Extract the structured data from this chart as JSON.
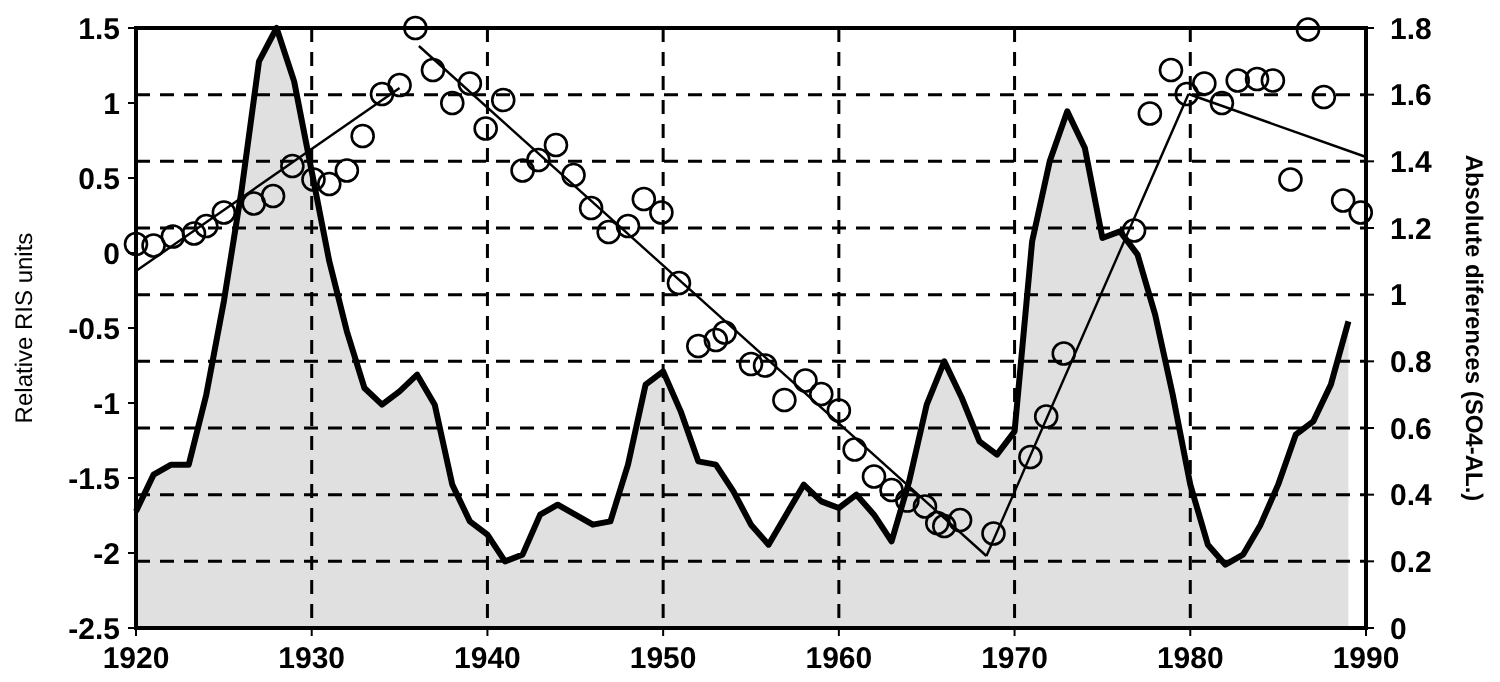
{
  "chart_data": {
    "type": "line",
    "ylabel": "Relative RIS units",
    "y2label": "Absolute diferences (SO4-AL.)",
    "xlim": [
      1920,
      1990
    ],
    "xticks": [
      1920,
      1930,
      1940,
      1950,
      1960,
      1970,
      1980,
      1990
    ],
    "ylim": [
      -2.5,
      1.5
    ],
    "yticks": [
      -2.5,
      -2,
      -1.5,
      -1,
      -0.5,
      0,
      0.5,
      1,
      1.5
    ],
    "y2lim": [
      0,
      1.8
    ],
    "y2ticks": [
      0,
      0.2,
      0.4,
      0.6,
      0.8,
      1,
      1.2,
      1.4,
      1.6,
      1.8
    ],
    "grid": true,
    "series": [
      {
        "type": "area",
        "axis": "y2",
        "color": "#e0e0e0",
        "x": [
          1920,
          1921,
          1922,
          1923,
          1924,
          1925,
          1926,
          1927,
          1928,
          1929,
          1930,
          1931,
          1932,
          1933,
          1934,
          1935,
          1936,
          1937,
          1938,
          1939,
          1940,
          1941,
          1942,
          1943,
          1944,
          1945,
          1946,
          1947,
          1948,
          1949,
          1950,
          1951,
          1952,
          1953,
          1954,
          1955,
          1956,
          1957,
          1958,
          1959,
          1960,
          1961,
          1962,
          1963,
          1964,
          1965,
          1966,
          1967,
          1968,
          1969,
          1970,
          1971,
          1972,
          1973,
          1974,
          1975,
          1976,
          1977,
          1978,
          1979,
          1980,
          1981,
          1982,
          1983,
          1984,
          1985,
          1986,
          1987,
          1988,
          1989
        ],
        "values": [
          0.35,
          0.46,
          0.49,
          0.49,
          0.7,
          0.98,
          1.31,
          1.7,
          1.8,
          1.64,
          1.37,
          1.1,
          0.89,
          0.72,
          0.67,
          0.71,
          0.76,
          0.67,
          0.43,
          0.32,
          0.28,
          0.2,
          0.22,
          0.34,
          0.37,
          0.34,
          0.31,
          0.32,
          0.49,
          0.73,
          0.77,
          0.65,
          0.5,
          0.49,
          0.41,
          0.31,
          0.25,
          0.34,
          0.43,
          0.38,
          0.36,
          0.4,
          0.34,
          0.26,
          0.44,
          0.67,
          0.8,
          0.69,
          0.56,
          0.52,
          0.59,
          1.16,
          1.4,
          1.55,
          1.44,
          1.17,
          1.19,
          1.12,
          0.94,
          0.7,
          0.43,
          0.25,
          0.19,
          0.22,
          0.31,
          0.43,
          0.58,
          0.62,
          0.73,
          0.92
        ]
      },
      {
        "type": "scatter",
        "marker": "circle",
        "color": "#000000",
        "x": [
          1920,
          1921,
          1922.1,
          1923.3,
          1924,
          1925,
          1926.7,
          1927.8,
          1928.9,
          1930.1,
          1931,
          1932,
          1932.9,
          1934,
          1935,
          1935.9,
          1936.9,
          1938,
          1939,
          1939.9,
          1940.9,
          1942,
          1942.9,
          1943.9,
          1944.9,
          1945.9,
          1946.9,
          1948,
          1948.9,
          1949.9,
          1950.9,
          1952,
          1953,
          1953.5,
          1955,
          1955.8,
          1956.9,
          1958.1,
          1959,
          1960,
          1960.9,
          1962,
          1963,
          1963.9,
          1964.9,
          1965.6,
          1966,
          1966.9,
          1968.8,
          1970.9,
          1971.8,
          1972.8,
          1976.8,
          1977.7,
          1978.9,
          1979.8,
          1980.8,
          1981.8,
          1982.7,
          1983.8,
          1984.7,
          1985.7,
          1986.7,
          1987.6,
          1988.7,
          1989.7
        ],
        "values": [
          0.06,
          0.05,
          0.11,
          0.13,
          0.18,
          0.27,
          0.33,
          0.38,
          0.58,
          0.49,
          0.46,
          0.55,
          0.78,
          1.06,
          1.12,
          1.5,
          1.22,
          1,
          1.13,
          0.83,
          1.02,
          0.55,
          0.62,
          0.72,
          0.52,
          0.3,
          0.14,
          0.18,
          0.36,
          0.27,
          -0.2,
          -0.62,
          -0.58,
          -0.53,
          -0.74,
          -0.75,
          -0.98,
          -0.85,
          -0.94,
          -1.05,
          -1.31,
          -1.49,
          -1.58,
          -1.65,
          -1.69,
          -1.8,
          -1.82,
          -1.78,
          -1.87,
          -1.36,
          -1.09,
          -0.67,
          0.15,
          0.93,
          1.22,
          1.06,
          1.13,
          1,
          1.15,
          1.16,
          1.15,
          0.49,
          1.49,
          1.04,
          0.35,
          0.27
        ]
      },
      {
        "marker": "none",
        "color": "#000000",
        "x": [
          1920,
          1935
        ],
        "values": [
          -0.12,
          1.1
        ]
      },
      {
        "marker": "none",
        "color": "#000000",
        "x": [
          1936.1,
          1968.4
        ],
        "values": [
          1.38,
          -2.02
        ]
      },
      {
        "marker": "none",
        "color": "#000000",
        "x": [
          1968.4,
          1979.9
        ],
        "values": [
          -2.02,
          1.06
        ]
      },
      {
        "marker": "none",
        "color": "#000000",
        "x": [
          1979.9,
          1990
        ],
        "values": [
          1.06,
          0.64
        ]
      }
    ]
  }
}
+++++
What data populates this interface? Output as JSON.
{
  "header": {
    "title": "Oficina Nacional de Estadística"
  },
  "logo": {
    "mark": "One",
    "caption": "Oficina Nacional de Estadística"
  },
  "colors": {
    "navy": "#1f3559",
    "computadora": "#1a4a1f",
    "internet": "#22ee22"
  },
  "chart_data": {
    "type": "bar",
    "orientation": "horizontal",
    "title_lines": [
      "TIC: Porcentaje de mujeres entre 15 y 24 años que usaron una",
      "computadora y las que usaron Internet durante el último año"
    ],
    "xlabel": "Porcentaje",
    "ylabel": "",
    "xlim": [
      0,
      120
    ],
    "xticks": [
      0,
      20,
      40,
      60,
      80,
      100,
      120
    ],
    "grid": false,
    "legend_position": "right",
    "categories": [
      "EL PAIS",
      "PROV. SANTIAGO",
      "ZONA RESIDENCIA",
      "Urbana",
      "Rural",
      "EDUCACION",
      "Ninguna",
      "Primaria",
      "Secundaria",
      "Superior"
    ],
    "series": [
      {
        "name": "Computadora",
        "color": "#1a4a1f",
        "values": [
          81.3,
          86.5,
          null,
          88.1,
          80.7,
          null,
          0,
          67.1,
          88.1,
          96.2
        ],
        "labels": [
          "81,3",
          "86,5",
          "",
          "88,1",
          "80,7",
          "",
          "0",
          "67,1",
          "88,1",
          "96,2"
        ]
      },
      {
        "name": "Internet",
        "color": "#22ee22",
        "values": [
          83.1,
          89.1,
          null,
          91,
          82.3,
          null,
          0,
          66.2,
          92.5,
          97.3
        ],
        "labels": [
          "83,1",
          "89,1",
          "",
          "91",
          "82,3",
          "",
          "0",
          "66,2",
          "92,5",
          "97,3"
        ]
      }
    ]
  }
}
+++++
▶ REQUEST: List each line holding the string "Oficina".

▶ RESULT BELOW:
    "title": "Oficina Nacional de Estadística"
    "caption": "Oficina Nacional de Estadística"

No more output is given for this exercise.